What you have to do: Show all lines holding the string "xlabel".

Stored dataset items:

%%

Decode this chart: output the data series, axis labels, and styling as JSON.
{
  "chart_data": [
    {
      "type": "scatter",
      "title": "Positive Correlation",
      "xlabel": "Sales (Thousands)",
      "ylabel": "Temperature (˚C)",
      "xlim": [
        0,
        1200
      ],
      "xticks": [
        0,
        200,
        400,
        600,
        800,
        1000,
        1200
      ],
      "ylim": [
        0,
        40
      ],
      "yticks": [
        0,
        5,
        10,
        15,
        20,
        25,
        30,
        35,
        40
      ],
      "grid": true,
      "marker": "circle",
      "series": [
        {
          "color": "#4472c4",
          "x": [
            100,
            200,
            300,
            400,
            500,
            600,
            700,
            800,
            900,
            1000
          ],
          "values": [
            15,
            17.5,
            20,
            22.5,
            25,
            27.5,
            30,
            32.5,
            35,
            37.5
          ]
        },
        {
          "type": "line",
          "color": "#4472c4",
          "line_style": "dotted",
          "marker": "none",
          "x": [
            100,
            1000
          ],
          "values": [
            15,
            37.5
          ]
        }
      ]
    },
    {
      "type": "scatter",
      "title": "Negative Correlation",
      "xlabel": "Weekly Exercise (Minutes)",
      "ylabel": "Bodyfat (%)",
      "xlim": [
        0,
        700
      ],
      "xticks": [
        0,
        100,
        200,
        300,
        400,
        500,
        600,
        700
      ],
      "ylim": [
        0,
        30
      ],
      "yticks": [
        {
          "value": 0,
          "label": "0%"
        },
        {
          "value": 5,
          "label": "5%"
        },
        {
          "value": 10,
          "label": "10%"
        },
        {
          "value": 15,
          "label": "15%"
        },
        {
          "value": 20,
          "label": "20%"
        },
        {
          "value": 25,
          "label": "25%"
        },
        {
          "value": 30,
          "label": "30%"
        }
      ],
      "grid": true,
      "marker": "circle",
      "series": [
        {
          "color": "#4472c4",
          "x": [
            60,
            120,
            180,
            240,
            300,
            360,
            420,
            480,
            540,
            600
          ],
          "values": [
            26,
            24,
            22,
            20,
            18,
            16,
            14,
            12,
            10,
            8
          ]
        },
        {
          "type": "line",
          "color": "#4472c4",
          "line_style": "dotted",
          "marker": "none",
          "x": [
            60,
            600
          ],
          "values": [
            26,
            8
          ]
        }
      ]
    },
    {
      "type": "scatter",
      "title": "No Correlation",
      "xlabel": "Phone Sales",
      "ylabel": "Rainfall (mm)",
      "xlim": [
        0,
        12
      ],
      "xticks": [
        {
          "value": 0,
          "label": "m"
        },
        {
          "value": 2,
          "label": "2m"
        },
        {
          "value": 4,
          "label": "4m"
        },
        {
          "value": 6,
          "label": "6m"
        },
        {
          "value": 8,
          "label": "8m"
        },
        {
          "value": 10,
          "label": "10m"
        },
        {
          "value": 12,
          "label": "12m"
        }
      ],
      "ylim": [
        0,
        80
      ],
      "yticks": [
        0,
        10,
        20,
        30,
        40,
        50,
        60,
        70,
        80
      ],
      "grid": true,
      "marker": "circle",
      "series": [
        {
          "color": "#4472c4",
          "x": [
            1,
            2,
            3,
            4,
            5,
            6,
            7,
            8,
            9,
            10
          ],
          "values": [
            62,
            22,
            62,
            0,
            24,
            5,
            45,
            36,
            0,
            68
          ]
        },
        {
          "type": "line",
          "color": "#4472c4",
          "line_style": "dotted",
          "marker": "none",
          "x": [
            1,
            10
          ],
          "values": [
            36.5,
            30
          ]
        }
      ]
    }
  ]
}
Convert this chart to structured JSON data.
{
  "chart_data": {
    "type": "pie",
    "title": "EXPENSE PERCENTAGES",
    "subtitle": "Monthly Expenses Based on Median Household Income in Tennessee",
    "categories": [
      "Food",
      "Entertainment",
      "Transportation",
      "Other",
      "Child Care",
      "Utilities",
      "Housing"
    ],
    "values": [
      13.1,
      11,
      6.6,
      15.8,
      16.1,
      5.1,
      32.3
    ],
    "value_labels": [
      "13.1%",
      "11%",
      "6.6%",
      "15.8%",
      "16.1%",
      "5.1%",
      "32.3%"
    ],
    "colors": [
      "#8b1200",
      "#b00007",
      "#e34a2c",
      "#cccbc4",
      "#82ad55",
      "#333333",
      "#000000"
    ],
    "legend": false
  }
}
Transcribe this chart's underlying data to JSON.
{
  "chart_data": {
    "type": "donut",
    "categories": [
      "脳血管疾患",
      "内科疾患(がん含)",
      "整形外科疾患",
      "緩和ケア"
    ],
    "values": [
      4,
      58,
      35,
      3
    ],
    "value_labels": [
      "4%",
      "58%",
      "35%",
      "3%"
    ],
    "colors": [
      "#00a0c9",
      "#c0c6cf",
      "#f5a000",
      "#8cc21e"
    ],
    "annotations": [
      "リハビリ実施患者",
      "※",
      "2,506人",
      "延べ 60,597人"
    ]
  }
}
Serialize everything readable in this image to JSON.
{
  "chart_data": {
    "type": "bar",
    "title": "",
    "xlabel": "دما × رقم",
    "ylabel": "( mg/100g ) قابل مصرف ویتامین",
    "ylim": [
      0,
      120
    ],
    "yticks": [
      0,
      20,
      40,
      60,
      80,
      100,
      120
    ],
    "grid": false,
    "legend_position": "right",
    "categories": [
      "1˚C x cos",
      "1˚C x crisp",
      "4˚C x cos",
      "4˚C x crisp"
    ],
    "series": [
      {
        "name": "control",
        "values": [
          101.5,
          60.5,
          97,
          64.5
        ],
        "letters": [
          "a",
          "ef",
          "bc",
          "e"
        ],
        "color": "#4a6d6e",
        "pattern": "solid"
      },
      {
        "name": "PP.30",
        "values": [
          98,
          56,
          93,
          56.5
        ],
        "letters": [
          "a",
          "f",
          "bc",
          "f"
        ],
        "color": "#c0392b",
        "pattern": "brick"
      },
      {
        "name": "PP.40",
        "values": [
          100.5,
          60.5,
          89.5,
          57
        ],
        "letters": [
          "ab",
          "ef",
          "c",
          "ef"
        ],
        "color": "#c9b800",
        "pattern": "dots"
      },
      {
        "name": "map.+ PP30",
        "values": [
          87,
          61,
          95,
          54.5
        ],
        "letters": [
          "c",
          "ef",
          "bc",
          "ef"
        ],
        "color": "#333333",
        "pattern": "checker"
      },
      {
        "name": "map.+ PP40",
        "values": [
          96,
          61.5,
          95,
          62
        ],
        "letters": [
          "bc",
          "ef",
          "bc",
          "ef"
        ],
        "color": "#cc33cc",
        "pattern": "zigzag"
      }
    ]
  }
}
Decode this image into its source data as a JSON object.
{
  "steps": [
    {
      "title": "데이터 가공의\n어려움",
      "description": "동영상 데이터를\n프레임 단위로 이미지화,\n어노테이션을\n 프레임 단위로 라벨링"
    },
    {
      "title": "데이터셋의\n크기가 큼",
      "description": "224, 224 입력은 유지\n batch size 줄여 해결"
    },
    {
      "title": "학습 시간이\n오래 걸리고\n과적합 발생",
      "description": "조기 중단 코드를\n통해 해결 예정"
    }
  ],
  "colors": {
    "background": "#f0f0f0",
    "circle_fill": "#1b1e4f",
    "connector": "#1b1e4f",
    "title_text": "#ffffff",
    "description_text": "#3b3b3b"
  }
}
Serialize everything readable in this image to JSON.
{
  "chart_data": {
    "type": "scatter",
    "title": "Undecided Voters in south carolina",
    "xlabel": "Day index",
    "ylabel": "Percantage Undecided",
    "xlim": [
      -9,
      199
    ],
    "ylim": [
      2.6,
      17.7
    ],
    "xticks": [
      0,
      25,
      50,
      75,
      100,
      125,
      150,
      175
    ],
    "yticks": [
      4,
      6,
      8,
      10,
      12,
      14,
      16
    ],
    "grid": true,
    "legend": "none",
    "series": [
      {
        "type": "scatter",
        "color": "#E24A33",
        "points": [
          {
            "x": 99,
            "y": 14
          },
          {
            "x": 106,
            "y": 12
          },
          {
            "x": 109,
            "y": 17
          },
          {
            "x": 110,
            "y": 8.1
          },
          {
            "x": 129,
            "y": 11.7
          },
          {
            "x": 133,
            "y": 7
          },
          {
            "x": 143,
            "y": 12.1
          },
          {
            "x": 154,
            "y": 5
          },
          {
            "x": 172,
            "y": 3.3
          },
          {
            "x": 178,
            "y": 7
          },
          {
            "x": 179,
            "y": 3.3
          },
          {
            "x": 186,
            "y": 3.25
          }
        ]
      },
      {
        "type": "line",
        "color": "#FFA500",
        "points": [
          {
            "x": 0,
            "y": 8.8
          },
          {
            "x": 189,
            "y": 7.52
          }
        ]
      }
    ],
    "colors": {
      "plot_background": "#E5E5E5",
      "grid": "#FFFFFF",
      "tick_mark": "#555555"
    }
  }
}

%%

Response for this exercise:
      "xlabel": "Sales (Thousands)",
      "xlabel": "Weekly Exercise (Minutes)",
      "xlabel": "Phone Sales",
    "xlabel": "دما × رقم",
    "xlabel": "Day index",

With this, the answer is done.